▸ **Given records**:
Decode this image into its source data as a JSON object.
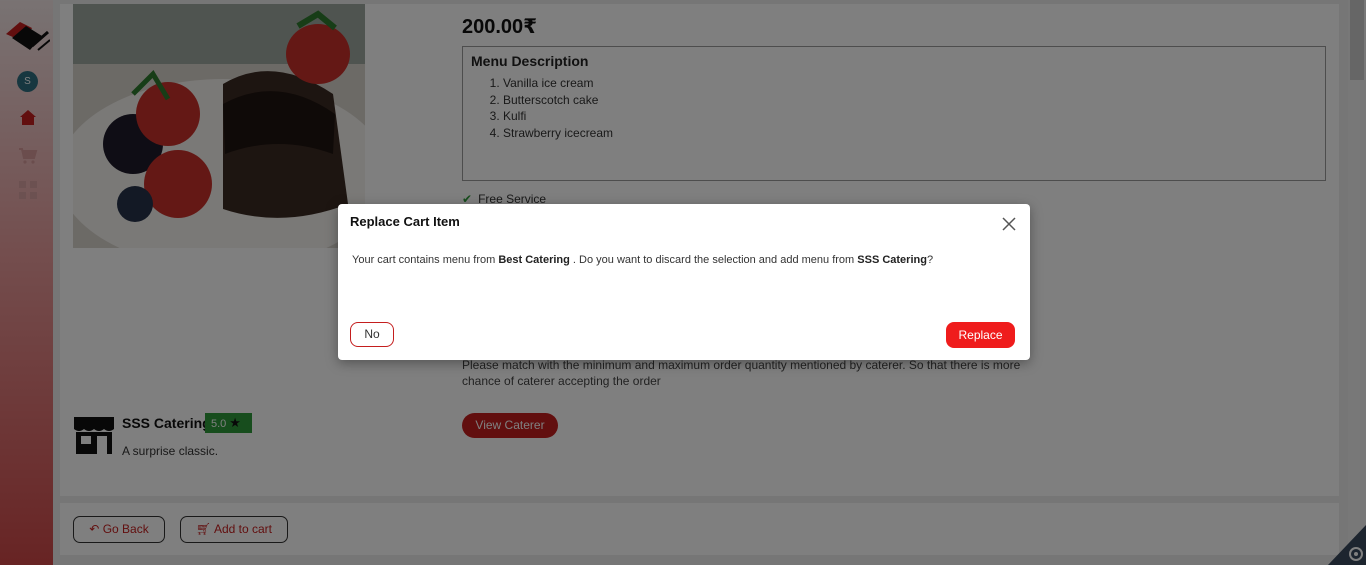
{
  "sidebar": {
    "avatar_initial": "S",
    "icons": [
      "logo-icon",
      "home-icon",
      "cart-icon",
      "grid-icon"
    ]
  },
  "menu": {
    "price": "200.00₹",
    "description_title": "Menu Description",
    "items": [
      "Vanilla ice cream",
      "Butterscotch cake",
      "Kulfi",
      "Strawberry icecream"
    ],
    "free_service": "Free Service",
    "note": "Please match with the minimum and maximum order quantity mentioned by caterer. So that there is more chance of caterer accepting the order",
    "view_caterer_label": "View Caterer"
  },
  "caterer": {
    "name": "SSS Catering",
    "rating": "5.0",
    "tagline": "A surprise classic."
  },
  "footer": {
    "go_back_label": "Go Back",
    "add_to_cart_label": "Add to cart"
  },
  "modal": {
    "title": "Replace Cart Item",
    "body_prefix": "Your cart contains menu from ",
    "current_caterer": "Best Catering",
    "body_middle": " . Do you want to discard the selection and add menu from ",
    "new_caterer": "SSS Catering",
    "body_suffix": "?",
    "no_label": "No",
    "replace_label": "Replace"
  },
  "colors": {
    "accent_red": "#c41e1e",
    "replace_red": "#ef1c1c",
    "rating_green": "#2e9b3a",
    "avatar_teal": "#2f6f80"
  }
}
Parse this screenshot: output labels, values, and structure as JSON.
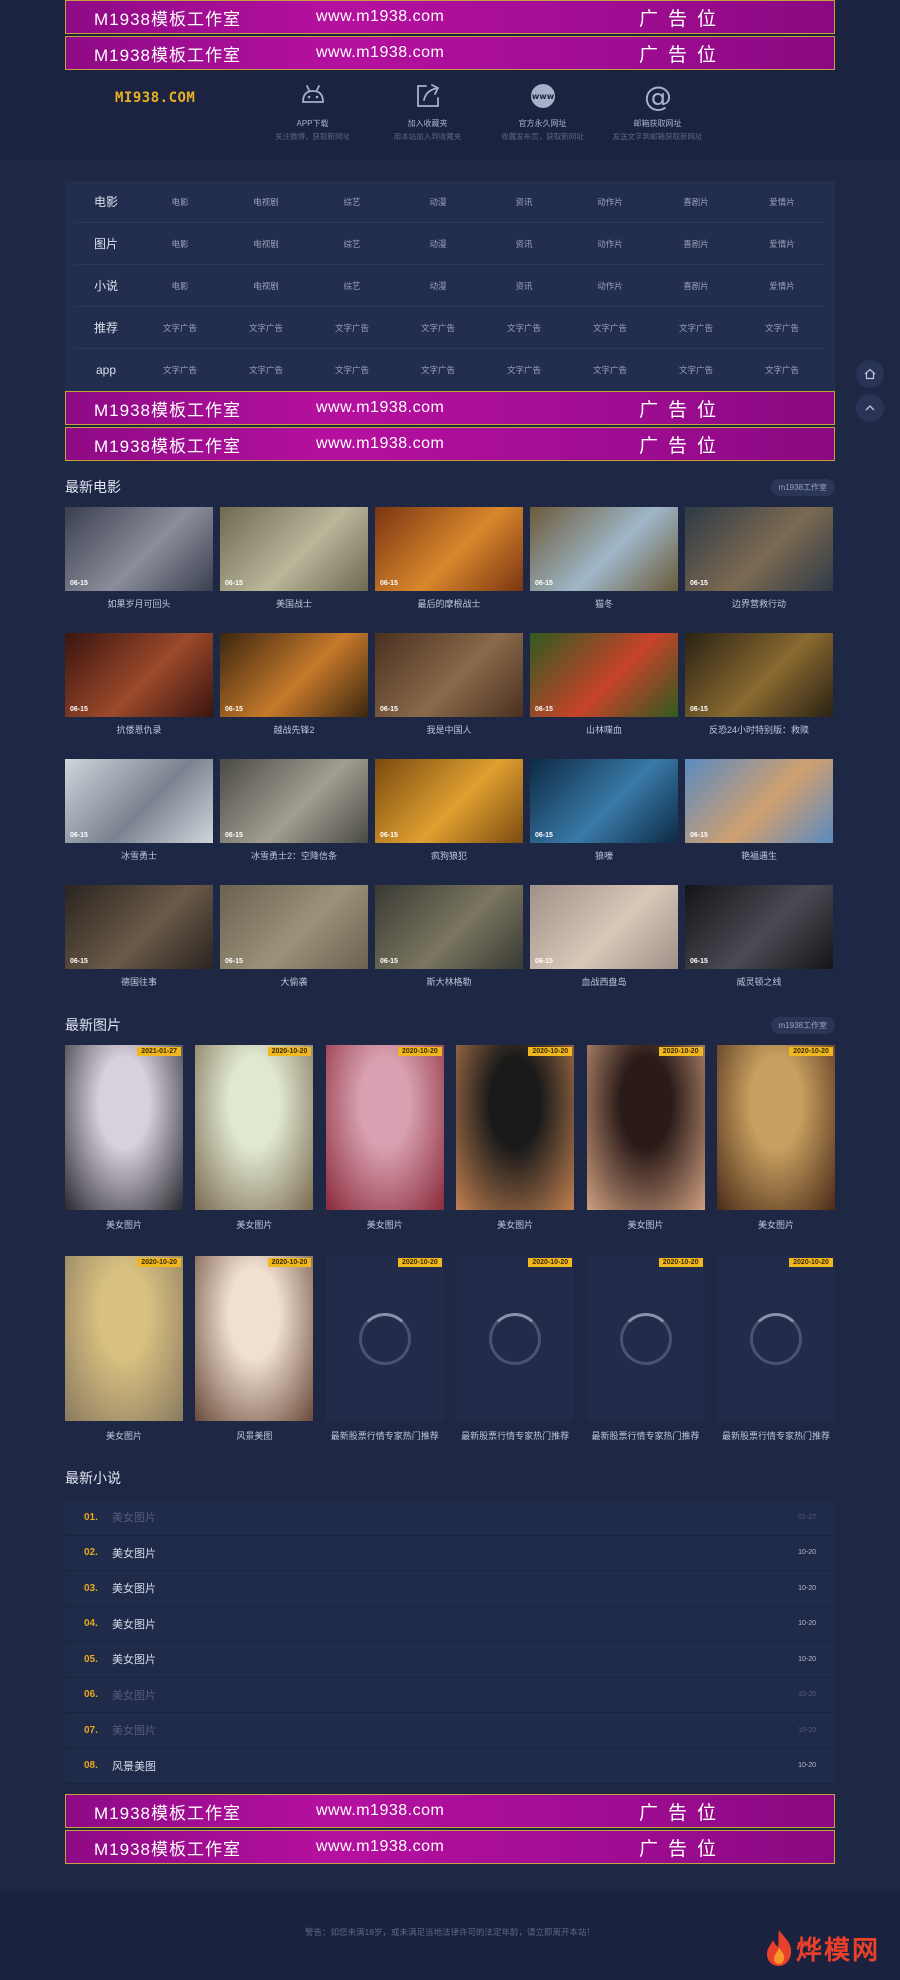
{
  "ads": {
    "brand": "M1938模板工作室",
    "url": "www.m1938.com",
    "spot": "广告位"
  },
  "header": {
    "logo": "MI938.COM",
    "links": [
      {
        "title": "APP下载",
        "sub": "关注微博，获取新网址",
        "icon": "android-icon"
      },
      {
        "title": "加入收藏夹",
        "sub": "用本站加入到收藏夹",
        "icon": "share-icon"
      },
      {
        "title": "官方永久网址",
        "sub": "收藏发布页，获取新网址",
        "icon": "www-icon"
      },
      {
        "title": "邮箱获取网址",
        "sub": "发送文字到邮箱获取新网址",
        "icon": "at-icon"
      }
    ]
  },
  "nav": [
    {
      "head": "电影",
      "items": [
        "电影",
        "电视剧",
        "综艺",
        "动漫",
        "资讯",
        "动作片",
        "喜剧片",
        "爱情片"
      ]
    },
    {
      "head": "图片",
      "items": [
        "电影",
        "电视剧",
        "综艺",
        "动漫",
        "资讯",
        "动作片",
        "喜剧片",
        "爱情片"
      ]
    },
    {
      "head": "小说",
      "items": [
        "电影",
        "电视剧",
        "综艺",
        "动漫",
        "资讯",
        "动作片",
        "喜剧片",
        "爱情片"
      ]
    },
    {
      "head": "推荐",
      "items": [
        "文字广告",
        "文字广告",
        "文字广告",
        "文字广告",
        "文字广告",
        "文字广告",
        "文字广告",
        "文字广告"
      ]
    },
    {
      "head": "app",
      "items": [
        "文字广告",
        "文字广告",
        "文字广告",
        "文字广告",
        "文字广告",
        "文字广告",
        "文字广告",
        "文字广告"
      ]
    }
  ],
  "movies": {
    "title": "最新电影",
    "tag": "m1938工作室",
    "items": [
      {
        "title": "如果岁月可回头",
        "date": "06-15"
      },
      {
        "title": "美国战士",
        "date": "06-15"
      },
      {
        "title": "最后的摩根战士",
        "date": "06-15"
      },
      {
        "title": "猫冬",
        "date": "06-15"
      },
      {
        "title": "边界营救行动",
        "date": "06-15"
      },
      {
        "title": "抗倭恩仇录",
        "date": "06-15"
      },
      {
        "title": "越战先锋2",
        "date": "06-15"
      },
      {
        "title": "我是中国人",
        "date": "06-15"
      },
      {
        "title": "山林喋血",
        "date": "06-15"
      },
      {
        "title": "反恐24小时特别版：救赎",
        "date": "06-15"
      },
      {
        "title": "冰雪勇士",
        "date": "06-15"
      },
      {
        "title": "冰雪勇士2：空降信条",
        "date": "06-15"
      },
      {
        "title": "疯狗狼犯",
        "date": "06-15"
      },
      {
        "title": "狼嚎",
        "date": "06-15"
      },
      {
        "title": "艳福遇生",
        "date": "06-15"
      },
      {
        "title": "德国往事",
        "date": "06-15"
      },
      {
        "title": "大偷袭",
        "date": "06-15"
      },
      {
        "title": "斯大林格勒",
        "date": "06-15"
      },
      {
        "title": "血战西盘岛",
        "date": "06-15"
      },
      {
        "title": "威灵顿之线",
        "date": "06-15"
      }
    ]
  },
  "pictures": {
    "title": "最新图片",
    "tag": "m1938工作室",
    "items": [
      {
        "title": "美女图片",
        "date": "2021-01-27"
      },
      {
        "title": "美女图片",
        "date": "2020-10-20"
      },
      {
        "title": "美女图片",
        "date": "2020-10-20"
      },
      {
        "title": "美女图片",
        "date": "2020-10-20"
      },
      {
        "title": "美女图片",
        "date": "2020-10-20"
      },
      {
        "title": "美女图片",
        "date": "2020-10-20"
      },
      {
        "title": "美女图片",
        "date": "2020-10-20"
      },
      {
        "title": "风景美图",
        "date": "2020-10-20"
      },
      {
        "title": "最新股票行情专家热门推荐",
        "date": "2020-10-20"
      },
      {
        "title": "最新股票行情专家热门推荐",
        "date": "2020-10-20"
      },
      {
        "title": "最新股票行情专家热门推荐",
        "date": "2020-10-20"
      },
      {
        "title": "最新股票行情专家热门推荐",
        "date": "2020-10-20"
      }
    ]
  },
  "novels": {
    "title": "最新小说",
    "items": [
      {
        "num": "01.",
        "title": "美女图片",
        "date": "01-27"
      },
      {
        "num": "02.",
        "title": "美女图片",
        "date": "10-20"
      },
      {
        "num": "03.",
        "title": "美女图片",
        "date": "10-20"
      },
      {
        "num": "04.",
        "title": "美女图片",
        "date": "10-20"
      },
      {
        "num": "05.",
        "title": "美女图片",
        "date": "10-20"
      },
      {
        "num": "06.",
        "title": "美女图片",
        "date": "10-20"
      },
      {
        "num": "07.",
        "title": "美女图片",
        "date": "10-20"
      },
      {
        "num": "08.",
        "title": "风景美图",
        "date": "10-20"
      }
    ]
  },
  "footer": {
    "text": "警告：如您未满18岁，或未满足当地法律许可的法定年龄，请立即离开本站！",
    "watermark": "烨模网"
  },
  "colors": {
    "background": "#1e2744",
    "ad_magenta": "#b5109f",
    "accent_gold": "#e8a91e",
    "watermark_red": "#e8402a"
  }
}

▸ **Task goal**: Pull every line containing the word "Catering" out of the entries above.

▸ **Output of the exercise**:
    "name": "SSS Catering",
    "current_caterer": "Best Catering",
    "new_caterer": "SSS Catering",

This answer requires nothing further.